Data entries:
>>>

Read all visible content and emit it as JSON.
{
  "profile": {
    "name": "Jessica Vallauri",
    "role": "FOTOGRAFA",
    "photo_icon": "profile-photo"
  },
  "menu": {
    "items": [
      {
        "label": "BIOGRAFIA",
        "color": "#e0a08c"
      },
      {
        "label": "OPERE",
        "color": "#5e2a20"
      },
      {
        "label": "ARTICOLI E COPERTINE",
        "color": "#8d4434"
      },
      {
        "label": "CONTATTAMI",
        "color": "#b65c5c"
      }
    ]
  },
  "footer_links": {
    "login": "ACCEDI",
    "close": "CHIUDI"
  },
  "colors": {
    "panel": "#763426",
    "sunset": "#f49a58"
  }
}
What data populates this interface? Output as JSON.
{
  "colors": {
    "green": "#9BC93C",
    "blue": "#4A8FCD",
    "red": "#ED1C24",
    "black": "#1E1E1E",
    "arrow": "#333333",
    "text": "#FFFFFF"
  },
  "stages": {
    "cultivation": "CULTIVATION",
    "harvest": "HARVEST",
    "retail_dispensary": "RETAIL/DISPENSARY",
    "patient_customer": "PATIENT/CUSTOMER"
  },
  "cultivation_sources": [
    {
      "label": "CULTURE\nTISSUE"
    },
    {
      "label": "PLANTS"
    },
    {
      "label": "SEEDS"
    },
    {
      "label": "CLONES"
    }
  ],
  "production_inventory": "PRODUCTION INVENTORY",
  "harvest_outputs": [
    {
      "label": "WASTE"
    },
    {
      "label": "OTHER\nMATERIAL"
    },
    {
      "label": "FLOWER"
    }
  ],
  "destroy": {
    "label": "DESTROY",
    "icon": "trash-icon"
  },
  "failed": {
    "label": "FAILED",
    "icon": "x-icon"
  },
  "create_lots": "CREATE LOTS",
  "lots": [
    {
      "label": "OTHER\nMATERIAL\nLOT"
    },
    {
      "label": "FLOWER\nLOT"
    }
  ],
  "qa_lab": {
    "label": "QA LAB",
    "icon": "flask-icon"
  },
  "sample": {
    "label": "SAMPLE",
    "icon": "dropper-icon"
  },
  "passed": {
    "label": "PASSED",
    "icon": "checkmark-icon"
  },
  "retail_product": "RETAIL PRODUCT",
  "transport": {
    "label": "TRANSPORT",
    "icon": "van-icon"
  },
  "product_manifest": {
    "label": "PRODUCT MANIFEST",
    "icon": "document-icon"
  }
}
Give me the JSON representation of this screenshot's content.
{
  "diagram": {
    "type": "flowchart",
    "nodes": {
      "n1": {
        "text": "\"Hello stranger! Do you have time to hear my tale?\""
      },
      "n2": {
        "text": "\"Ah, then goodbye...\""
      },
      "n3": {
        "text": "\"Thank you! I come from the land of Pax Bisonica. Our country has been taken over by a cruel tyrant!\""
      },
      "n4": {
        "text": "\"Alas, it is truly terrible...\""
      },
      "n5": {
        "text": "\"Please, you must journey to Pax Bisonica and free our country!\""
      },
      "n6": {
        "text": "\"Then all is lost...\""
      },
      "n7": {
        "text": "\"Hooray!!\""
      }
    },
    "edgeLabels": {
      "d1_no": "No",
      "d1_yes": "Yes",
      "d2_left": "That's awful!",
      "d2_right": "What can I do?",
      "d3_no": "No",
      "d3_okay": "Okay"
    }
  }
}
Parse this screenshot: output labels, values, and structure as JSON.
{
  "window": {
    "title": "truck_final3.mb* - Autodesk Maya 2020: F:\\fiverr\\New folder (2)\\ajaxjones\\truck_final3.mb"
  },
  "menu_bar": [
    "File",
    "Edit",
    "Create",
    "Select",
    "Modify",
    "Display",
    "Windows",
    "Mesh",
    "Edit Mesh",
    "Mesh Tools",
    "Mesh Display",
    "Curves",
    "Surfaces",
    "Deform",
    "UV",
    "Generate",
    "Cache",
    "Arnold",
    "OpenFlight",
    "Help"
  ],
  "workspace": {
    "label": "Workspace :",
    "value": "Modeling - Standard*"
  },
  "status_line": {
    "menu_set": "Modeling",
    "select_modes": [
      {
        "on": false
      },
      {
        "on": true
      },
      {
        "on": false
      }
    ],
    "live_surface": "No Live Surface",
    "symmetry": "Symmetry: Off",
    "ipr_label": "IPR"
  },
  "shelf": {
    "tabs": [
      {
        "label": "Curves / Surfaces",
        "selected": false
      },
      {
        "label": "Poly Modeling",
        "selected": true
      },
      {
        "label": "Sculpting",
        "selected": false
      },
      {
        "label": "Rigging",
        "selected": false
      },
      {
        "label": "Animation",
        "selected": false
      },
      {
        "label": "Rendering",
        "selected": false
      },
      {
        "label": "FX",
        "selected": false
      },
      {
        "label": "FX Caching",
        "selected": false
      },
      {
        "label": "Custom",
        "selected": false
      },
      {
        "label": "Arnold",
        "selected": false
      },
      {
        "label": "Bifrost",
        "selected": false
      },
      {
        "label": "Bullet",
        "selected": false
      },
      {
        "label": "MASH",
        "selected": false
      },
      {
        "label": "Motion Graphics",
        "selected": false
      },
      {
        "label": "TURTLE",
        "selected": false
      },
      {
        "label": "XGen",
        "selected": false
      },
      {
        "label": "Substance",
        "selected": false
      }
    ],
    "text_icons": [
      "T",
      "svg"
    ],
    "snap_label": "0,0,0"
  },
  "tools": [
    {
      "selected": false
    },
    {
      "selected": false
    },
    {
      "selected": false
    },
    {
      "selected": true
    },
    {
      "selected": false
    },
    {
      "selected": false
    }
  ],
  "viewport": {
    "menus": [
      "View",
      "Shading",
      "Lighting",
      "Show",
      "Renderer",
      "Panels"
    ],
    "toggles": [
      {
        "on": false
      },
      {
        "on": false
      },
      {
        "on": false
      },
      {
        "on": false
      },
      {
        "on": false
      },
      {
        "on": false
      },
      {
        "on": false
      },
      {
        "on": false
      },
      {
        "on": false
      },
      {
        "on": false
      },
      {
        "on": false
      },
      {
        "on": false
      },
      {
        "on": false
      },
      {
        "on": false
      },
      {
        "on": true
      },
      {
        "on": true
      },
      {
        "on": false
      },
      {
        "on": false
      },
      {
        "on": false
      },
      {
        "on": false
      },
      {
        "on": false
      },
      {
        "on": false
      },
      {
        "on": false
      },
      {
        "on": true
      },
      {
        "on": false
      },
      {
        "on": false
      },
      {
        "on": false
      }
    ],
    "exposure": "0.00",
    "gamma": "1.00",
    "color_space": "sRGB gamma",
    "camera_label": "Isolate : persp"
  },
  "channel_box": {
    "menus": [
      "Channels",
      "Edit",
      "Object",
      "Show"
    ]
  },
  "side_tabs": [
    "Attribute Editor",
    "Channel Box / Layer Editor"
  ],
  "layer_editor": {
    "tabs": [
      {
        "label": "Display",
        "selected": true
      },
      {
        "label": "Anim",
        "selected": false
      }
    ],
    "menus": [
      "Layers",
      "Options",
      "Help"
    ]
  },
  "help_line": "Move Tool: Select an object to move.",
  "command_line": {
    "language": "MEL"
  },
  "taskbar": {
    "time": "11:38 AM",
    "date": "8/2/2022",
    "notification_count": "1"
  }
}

<<<

▶ **Objective**: Return only the number of lines in the data that contain "OTHER".

▶ **The reply**: 2